----- TEXT BLOCK
Be mindful of operator precedence!

Please do use parenthesis when using operators so as to avoid bugs associated with operator precedence.

And the following table describes the unary operations

Symbol	Operation	Description
~	$\tilde a$	Reversion
!	$a^*$	The Poincare dual map
-	$-a$	Multivector negation
extract<uint8_t... E>(a)	$\Sigma_{\{i \in E\}} a_i$	Extract a specified set of components into a new multivector

Generally, the operations above work with multivectors, The main exception is the use of +, -, *, and / in order to shift or scale a multivector by a compile-time constant. For this, one (and at most one) of the operands must be of type frac<int, int>. For example frac<1, 2> * a would divide the multivector a by 2. Equivalently, this could be done with a / frac<2> as you would expect (the denominator defaults to 1).

Reading results

As we saw in the above example, we can either return from a computation a single result, or just as easily a variadic number of results. What is happening behind the scenes here is an implicit cast whenever you specify the type. It starts as a generic entity type which is templatized on the data it contains. For example, if we did a computation which produced a result of the form $a + be_{01}$, the computation would produce an entity of type entity<A, T, 0, 0b11> where A is the algebraic model we are using, T is the value type, and 0 and 0b11 (3 expressed as binary) are bitfields encoding the coordinates of the multivector. The entity type can be worked with directly using the index operator [size_t]. Alternatively, it can be cast at any point to a concrete type like so:

point<float> p{an_entity};

There is no runtime cost associated with the cast unless the source entity is aliased in a manner the compiler must do a copy. No RTTI or inheritance is used. You cannot cast the type to a different model or precision (at this time).
----------
> **EXERCISE TASK**: List every symbol in the unary operations table of the passage on multivector operations, pairing each with its description. Rely solely on the passage on multivector operations when responding.
----- RAW RECORDS
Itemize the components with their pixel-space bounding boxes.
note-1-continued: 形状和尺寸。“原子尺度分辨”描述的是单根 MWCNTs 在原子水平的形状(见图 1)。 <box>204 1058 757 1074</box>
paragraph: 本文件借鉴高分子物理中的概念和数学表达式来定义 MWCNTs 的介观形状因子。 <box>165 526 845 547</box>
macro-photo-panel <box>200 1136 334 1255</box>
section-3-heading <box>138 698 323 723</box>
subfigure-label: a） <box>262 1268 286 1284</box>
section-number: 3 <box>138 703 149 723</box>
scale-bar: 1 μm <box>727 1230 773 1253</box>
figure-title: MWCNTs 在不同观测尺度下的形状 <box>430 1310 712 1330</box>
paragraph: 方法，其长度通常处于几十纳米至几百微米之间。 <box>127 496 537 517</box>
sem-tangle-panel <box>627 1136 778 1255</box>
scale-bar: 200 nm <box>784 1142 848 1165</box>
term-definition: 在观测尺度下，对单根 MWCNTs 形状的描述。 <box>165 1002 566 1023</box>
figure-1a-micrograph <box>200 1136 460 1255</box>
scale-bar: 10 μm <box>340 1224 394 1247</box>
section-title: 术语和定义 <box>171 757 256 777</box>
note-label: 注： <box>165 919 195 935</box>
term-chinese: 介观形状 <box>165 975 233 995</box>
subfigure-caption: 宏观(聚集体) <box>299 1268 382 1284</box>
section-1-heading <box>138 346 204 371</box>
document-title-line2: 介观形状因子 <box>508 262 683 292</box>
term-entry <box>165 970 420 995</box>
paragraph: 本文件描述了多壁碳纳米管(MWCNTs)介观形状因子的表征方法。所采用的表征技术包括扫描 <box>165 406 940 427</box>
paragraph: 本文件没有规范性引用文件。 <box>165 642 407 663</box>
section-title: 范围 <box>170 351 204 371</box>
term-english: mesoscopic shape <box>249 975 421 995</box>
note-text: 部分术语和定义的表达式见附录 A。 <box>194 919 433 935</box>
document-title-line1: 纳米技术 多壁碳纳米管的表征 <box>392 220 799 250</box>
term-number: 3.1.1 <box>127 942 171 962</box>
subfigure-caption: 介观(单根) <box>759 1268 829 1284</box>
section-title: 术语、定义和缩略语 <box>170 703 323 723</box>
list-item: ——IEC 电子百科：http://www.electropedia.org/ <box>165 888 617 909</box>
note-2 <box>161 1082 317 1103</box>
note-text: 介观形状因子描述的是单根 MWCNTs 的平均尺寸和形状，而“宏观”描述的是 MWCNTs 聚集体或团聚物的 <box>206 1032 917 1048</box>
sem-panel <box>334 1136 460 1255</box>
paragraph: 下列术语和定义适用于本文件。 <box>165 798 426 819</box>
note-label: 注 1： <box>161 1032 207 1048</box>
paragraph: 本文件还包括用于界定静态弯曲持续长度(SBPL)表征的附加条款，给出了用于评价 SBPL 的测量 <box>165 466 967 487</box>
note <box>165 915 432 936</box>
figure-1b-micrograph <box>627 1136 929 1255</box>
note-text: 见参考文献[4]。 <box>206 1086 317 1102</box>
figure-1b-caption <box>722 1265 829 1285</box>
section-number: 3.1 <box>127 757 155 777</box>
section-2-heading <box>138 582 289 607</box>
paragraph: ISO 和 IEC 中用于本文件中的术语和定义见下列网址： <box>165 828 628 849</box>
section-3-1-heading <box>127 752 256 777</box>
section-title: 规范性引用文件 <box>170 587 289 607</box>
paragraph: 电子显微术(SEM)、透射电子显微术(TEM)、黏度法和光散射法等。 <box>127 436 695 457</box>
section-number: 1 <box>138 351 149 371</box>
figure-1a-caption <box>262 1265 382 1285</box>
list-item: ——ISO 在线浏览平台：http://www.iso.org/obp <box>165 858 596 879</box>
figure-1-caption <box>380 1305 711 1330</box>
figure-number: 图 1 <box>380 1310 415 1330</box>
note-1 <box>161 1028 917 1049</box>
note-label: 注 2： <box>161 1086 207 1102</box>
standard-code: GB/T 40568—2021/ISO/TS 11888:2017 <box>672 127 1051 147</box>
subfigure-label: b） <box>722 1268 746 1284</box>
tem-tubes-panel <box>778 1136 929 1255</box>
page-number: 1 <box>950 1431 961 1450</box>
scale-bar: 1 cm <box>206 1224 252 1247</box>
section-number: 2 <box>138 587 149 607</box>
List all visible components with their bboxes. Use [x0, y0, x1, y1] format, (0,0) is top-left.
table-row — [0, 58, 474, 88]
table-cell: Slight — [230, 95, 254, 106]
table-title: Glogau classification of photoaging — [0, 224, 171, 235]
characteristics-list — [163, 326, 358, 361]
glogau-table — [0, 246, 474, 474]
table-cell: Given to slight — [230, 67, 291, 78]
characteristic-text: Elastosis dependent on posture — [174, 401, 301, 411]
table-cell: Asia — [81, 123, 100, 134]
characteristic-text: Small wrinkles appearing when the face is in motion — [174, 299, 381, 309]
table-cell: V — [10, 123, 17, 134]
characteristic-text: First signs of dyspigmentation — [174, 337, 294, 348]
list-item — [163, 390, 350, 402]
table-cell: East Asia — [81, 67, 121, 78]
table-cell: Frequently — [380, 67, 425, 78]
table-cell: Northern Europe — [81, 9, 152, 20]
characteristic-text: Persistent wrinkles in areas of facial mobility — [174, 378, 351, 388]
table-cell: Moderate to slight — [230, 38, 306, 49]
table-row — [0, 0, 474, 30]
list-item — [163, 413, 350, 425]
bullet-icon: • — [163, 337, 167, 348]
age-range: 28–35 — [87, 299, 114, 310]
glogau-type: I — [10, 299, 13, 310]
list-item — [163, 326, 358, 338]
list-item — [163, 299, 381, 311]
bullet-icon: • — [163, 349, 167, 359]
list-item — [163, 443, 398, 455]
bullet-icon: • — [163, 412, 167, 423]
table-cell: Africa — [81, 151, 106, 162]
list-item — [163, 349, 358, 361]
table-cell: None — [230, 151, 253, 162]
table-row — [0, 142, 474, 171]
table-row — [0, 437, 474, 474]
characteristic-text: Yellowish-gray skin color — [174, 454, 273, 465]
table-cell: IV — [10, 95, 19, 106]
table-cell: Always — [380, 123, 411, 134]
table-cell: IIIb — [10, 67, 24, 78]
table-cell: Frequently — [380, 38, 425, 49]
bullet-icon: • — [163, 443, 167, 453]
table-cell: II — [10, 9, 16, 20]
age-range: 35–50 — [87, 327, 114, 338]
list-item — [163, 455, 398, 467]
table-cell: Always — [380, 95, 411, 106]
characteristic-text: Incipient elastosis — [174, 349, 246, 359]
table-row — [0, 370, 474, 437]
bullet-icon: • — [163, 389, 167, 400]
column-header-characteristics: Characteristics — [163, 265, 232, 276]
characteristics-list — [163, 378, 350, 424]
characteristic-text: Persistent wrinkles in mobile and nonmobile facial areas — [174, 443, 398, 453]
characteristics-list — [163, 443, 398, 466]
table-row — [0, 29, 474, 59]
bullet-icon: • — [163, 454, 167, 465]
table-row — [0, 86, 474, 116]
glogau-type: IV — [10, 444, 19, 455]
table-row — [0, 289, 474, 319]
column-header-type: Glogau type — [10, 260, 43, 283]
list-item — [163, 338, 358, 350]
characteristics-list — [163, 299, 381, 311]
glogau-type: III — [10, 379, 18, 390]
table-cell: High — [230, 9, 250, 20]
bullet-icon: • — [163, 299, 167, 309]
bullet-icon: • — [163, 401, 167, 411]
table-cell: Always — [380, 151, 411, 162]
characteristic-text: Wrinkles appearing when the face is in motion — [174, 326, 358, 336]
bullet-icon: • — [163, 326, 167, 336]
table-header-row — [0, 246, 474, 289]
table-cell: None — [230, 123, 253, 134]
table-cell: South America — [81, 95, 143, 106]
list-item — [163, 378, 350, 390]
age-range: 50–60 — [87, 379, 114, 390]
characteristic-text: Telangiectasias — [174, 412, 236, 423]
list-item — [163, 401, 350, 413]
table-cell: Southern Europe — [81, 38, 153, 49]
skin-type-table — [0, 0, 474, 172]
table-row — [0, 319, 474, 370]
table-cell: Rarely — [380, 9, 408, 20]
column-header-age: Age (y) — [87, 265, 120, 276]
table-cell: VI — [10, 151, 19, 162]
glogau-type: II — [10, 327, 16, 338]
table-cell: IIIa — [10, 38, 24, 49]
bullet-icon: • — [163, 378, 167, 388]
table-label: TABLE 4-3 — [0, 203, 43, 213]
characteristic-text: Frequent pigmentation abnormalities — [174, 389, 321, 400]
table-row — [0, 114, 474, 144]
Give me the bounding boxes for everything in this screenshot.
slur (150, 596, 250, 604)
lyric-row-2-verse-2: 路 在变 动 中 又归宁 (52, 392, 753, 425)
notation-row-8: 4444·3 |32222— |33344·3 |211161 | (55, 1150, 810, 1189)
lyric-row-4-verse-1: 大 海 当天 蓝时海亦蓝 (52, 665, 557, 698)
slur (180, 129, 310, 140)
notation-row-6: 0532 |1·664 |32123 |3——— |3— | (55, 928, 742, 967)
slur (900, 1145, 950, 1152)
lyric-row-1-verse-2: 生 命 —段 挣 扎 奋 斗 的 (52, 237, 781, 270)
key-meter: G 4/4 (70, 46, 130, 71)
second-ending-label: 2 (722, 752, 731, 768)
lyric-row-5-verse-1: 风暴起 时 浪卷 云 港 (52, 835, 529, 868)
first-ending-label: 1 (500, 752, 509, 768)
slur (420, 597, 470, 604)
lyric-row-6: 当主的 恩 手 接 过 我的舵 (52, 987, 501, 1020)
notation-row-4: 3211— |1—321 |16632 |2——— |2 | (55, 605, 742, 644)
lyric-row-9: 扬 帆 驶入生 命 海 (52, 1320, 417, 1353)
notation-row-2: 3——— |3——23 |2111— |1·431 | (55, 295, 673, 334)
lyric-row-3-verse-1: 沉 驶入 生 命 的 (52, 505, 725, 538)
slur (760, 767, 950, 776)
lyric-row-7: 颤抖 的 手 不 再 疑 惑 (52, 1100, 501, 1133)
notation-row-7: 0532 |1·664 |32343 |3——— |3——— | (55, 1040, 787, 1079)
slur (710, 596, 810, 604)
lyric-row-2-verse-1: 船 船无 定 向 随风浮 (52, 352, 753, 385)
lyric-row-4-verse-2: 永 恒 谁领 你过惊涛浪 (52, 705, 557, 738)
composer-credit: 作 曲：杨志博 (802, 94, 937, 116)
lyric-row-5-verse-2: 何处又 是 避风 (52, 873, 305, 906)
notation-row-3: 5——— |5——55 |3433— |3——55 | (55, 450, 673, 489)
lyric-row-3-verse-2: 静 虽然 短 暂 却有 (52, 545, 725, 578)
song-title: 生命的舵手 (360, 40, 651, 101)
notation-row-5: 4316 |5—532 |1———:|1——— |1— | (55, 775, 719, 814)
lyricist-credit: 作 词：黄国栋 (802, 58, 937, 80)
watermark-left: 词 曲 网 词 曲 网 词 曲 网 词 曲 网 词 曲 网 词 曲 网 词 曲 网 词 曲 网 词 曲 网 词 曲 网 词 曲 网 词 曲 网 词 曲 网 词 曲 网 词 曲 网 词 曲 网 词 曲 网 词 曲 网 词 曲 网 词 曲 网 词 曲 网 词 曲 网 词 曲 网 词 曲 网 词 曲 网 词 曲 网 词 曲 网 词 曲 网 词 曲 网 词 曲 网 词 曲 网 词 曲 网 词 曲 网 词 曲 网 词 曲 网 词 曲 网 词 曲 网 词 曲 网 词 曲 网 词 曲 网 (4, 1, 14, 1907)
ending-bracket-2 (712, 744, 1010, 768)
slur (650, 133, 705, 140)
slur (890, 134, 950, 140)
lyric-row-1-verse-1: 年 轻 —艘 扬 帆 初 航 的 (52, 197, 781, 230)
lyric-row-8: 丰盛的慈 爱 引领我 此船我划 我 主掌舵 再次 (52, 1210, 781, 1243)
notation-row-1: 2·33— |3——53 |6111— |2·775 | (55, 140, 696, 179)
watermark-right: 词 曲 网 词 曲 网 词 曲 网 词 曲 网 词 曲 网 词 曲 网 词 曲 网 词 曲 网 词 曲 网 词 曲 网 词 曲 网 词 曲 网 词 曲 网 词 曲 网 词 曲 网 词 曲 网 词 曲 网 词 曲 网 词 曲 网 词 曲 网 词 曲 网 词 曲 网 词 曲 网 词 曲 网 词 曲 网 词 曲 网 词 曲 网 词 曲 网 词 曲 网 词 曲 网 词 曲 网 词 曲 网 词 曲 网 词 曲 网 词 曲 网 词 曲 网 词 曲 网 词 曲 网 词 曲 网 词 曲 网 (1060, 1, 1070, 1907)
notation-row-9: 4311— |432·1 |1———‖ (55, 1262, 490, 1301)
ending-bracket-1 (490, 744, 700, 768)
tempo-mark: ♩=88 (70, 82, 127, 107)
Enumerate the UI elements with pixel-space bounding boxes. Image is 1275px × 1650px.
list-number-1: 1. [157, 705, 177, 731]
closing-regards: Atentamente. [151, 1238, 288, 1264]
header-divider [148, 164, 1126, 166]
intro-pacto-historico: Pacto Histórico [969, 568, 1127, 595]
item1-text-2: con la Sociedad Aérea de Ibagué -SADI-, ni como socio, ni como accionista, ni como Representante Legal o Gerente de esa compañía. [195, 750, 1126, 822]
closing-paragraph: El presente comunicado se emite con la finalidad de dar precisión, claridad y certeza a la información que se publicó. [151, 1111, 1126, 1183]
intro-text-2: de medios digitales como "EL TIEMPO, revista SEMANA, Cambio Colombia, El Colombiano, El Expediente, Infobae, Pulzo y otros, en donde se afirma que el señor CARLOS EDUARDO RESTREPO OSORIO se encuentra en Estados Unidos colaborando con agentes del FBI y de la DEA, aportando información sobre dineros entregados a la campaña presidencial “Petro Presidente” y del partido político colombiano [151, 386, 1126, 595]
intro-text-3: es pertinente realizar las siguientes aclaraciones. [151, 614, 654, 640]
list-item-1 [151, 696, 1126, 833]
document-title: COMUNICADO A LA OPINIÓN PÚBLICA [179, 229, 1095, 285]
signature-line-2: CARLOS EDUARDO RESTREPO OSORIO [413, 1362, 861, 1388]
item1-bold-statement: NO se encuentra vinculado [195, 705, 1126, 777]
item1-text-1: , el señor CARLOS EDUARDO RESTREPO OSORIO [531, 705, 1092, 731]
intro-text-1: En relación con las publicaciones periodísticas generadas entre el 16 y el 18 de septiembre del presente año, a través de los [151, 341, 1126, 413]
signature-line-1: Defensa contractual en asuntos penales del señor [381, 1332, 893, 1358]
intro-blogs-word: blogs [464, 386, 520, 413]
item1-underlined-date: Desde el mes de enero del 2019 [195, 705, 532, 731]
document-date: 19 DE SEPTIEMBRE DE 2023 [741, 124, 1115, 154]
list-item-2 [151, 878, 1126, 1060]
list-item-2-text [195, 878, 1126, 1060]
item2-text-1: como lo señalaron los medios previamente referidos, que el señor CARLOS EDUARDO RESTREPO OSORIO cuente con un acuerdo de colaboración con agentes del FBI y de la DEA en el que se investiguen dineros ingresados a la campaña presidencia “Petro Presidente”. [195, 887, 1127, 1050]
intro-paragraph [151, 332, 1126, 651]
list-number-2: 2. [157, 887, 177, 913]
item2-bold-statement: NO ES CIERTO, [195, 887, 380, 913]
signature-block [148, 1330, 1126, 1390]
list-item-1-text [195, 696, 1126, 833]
----------
> **ANSWER TO THE TASK**:
~: Reversion
!: The Poincare dual map
-: Multivector negation
extract<uint8_t... E>(a): Extract a specified set of components into a new multivector